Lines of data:
+ + + + +

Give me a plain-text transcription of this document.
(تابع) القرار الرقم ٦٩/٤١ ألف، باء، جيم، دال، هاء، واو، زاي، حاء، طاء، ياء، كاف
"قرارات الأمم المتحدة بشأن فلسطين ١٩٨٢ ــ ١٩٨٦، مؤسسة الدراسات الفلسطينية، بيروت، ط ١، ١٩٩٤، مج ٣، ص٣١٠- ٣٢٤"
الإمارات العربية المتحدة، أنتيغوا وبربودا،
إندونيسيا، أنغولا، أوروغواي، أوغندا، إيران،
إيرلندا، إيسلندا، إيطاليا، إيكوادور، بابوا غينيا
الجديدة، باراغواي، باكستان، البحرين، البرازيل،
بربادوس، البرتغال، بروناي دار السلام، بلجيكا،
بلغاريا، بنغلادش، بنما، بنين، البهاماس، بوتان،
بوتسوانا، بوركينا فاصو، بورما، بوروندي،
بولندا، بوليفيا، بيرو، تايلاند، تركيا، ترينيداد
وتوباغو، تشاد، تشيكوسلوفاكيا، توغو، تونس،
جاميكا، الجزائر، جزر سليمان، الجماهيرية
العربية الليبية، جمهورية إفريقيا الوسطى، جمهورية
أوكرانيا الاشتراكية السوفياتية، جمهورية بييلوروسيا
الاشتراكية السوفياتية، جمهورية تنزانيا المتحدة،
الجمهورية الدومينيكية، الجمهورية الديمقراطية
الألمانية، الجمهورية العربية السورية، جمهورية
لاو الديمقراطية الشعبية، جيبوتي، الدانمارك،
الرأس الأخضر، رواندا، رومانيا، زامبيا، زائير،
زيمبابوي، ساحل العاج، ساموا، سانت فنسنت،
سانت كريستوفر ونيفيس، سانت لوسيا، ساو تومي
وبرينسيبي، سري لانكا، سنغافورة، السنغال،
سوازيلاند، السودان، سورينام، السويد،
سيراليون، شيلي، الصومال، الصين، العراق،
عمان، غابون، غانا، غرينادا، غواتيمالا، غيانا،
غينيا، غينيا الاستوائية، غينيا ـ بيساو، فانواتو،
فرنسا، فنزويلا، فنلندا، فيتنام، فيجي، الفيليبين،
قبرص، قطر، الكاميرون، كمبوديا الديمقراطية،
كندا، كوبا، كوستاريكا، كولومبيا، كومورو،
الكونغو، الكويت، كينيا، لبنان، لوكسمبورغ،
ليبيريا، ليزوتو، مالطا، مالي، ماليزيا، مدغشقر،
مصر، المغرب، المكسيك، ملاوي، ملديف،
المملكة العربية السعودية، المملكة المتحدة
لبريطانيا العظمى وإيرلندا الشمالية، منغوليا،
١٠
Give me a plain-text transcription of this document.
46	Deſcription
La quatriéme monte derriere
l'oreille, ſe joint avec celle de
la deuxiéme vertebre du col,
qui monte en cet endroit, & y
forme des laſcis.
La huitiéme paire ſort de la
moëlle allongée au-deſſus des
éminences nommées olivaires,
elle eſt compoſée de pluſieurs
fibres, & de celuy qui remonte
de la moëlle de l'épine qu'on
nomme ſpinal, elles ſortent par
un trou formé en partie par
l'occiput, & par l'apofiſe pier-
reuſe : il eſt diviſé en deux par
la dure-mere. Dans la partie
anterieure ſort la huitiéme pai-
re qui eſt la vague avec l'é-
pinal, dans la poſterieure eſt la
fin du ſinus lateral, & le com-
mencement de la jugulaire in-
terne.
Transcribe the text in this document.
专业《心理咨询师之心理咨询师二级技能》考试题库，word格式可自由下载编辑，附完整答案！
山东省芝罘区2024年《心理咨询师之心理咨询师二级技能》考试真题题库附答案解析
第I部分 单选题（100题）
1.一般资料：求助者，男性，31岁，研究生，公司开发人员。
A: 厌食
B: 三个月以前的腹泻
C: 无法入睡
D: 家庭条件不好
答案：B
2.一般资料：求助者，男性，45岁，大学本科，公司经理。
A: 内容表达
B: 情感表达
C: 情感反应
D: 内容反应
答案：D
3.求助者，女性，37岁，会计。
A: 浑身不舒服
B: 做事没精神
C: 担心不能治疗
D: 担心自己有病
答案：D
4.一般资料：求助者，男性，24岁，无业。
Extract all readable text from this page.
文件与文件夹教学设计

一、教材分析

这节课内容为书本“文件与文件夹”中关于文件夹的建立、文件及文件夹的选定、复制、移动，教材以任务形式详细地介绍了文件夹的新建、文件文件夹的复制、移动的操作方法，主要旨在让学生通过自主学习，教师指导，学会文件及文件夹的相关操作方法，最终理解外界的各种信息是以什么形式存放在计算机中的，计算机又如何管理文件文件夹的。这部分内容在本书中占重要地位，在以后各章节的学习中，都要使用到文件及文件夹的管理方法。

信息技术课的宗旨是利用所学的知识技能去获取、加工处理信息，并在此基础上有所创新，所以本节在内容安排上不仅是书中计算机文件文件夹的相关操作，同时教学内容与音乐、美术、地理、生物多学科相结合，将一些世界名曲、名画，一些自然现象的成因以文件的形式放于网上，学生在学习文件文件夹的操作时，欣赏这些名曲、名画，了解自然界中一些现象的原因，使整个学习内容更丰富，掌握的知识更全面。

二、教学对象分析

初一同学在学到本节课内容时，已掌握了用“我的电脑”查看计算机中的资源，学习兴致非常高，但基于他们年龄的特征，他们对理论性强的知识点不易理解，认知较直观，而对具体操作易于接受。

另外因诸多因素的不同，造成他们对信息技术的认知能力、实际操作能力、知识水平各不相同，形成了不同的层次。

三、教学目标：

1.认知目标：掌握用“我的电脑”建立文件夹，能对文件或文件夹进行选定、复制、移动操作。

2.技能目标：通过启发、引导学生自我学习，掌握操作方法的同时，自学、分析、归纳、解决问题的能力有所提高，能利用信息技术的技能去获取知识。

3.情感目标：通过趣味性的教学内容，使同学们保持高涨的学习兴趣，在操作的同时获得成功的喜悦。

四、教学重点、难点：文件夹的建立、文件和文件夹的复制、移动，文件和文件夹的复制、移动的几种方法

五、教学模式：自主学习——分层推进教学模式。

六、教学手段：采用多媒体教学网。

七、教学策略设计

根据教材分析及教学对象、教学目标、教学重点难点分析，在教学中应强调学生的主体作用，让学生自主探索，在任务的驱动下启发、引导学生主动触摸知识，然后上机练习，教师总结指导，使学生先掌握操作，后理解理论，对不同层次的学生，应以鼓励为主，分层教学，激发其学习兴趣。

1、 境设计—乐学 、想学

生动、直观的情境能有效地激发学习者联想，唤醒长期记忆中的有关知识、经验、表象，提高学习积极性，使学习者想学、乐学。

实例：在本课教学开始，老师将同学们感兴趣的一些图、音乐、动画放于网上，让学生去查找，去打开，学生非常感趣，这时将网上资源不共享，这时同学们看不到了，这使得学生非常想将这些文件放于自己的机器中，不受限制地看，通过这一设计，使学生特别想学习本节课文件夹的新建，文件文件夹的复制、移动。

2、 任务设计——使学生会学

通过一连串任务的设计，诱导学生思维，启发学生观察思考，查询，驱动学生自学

+ + + + +

(Directions for this task):
List all lines where "一般资料" occurs.

(Output for this task):
1.一般资料：求助者，男性，31岁，研究生，公司开发人员。
2.一般资料：求助者，男性，45岁，大学本科，公司经理。
4.一般资料：求助者，男性，24岁，无业。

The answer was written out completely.